• [DATASET EXCERPTS]:
┌──

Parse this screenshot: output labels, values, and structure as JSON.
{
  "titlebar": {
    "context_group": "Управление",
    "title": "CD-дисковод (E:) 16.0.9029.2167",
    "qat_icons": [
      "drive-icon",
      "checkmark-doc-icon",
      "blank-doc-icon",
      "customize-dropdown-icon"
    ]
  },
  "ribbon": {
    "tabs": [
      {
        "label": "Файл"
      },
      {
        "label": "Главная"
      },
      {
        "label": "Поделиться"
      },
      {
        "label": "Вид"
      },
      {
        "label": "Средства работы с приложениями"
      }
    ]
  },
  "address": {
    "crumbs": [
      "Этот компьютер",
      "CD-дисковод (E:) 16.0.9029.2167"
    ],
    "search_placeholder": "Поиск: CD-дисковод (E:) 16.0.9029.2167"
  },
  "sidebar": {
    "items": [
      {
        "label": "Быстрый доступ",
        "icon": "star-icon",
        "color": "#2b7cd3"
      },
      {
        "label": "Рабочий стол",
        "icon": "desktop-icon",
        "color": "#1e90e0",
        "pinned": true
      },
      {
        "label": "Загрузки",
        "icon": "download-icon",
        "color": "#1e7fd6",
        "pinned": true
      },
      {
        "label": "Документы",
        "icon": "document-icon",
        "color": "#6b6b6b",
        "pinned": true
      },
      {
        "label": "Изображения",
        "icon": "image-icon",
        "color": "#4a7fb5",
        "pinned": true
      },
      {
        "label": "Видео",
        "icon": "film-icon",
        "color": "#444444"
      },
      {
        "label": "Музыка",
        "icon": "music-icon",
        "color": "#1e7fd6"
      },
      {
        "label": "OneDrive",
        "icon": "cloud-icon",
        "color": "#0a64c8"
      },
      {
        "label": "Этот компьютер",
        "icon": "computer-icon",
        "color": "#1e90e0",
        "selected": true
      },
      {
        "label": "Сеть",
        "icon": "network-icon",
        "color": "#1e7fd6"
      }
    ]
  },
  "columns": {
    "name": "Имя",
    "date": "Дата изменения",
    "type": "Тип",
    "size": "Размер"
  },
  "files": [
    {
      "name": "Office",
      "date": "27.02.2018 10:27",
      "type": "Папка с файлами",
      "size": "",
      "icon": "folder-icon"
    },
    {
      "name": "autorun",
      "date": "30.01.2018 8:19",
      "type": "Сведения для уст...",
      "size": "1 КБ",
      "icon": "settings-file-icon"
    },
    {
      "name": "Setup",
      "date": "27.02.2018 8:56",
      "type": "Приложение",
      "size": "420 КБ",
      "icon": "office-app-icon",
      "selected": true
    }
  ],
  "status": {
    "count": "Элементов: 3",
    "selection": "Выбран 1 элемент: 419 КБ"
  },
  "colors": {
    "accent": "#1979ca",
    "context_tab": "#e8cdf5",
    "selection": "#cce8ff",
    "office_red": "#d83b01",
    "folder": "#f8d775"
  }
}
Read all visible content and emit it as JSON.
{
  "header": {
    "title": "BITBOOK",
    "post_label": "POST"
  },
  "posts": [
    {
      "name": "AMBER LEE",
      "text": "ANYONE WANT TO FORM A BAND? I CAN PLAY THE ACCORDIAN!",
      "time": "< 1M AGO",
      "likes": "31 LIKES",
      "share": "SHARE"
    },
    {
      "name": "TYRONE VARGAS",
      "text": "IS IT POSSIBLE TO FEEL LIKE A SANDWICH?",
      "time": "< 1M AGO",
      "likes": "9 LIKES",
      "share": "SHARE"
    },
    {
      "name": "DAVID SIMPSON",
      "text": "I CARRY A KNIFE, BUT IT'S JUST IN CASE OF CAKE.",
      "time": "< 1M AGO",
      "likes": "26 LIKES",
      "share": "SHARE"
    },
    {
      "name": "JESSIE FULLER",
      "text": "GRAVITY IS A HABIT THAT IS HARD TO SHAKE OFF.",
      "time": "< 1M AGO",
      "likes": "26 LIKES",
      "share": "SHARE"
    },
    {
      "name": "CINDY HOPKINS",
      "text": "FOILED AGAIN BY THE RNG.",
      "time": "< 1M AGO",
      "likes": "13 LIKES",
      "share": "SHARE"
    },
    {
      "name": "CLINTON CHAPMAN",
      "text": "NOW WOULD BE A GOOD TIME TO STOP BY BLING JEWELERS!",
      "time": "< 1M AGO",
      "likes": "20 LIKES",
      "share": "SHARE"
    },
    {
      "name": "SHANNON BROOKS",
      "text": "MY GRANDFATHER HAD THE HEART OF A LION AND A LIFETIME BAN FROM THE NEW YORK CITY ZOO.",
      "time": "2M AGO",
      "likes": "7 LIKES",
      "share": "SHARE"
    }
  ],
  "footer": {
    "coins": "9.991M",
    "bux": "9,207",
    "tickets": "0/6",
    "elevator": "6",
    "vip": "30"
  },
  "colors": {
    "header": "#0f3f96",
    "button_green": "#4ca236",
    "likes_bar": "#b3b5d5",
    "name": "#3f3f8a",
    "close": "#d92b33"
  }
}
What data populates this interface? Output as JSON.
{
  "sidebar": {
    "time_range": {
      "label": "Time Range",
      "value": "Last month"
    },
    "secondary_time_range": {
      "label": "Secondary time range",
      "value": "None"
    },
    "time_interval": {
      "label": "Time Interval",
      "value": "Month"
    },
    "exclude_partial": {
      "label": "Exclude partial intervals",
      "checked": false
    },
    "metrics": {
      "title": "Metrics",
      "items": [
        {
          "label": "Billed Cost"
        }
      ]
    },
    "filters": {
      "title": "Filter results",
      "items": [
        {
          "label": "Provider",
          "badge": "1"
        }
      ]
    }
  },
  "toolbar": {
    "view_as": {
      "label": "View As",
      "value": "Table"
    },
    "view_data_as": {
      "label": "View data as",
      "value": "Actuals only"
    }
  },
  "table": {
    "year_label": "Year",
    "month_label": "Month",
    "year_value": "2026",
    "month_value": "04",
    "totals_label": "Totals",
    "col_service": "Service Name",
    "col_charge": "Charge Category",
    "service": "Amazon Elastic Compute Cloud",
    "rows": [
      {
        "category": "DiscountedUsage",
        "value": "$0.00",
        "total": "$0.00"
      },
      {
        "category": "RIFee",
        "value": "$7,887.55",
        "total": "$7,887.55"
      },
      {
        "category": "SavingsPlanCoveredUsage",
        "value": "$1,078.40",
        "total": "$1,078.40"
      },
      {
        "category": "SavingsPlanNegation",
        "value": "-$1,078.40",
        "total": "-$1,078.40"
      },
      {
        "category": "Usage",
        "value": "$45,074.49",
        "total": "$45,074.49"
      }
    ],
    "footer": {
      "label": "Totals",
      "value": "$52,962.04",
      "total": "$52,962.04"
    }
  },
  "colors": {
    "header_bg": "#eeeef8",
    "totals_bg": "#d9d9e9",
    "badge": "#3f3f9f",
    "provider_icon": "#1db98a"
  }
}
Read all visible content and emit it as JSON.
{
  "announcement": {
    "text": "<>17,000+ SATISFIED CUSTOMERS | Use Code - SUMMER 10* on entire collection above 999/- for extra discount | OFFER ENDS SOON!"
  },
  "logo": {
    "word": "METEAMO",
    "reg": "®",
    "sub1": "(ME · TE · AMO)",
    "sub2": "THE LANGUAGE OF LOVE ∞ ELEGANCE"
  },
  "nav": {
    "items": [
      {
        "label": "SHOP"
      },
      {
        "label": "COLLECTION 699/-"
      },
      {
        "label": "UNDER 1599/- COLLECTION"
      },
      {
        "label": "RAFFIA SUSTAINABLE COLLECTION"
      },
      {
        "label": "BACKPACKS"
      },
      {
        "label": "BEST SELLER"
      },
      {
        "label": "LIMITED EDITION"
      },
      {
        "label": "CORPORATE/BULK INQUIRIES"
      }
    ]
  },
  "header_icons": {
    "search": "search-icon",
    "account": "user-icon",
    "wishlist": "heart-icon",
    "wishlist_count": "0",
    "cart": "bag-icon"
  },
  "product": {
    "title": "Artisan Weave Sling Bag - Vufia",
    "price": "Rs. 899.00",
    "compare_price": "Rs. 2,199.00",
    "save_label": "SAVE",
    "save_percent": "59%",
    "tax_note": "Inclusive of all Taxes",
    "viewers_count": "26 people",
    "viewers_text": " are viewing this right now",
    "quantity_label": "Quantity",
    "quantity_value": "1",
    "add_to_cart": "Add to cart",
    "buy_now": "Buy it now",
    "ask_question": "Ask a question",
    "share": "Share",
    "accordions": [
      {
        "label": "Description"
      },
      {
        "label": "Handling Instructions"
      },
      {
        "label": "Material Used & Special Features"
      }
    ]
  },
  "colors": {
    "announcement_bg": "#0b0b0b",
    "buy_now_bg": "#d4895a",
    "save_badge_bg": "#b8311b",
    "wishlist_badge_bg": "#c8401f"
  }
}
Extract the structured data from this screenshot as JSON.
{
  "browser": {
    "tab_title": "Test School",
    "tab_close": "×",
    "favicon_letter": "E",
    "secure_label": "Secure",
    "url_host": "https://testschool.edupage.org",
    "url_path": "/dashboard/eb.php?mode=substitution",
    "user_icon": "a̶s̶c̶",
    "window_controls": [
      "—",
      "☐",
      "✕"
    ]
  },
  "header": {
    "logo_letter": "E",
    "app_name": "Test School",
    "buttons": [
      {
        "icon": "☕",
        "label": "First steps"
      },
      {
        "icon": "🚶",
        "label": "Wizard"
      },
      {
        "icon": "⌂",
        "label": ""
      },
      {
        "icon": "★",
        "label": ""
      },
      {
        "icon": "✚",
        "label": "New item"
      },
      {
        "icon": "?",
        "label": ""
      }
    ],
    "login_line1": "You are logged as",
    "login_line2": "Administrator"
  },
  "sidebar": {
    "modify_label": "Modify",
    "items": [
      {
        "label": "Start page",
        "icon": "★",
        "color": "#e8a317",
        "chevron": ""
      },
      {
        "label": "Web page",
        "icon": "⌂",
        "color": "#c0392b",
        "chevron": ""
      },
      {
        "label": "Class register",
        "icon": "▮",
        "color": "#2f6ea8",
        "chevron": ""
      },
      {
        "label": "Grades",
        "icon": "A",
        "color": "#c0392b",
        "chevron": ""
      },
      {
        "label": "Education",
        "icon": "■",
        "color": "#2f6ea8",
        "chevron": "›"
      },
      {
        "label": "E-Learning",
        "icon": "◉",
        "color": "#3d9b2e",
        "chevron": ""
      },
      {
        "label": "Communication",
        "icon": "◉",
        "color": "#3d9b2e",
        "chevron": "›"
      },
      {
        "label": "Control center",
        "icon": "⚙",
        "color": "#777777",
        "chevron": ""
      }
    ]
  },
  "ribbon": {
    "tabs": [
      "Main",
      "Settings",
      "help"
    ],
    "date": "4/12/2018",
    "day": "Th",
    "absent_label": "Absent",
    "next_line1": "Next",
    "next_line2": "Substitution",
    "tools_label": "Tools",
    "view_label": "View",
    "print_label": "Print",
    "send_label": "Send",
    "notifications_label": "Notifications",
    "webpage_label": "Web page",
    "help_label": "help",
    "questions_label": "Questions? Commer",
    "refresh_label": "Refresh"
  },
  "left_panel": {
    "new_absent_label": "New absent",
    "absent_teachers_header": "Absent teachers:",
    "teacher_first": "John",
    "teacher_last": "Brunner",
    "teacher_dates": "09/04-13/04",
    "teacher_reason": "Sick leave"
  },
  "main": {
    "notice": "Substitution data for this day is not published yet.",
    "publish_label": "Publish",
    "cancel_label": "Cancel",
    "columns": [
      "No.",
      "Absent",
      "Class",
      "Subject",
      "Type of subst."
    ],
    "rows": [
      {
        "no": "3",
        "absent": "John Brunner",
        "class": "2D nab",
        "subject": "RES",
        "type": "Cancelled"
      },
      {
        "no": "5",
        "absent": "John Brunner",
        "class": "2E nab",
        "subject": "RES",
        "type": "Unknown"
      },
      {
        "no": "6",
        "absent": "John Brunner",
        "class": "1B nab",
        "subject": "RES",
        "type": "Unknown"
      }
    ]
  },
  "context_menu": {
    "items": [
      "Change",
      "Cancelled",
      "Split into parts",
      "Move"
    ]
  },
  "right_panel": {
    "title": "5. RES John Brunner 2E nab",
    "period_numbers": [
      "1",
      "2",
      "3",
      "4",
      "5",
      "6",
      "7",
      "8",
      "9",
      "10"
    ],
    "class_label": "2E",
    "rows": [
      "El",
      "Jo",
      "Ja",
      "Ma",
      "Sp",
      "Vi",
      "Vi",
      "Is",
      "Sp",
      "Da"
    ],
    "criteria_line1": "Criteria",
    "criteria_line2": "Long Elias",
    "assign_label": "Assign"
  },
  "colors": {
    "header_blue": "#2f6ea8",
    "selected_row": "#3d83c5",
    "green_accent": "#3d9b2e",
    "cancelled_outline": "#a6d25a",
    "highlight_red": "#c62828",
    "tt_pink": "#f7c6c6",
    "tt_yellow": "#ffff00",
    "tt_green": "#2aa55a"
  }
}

└──

• [TASK INSTRUCTIONS]: Only the number is wanted: how many lines in the preceding entries hold the string "selection"?

• [TASK SOLUTION]: 2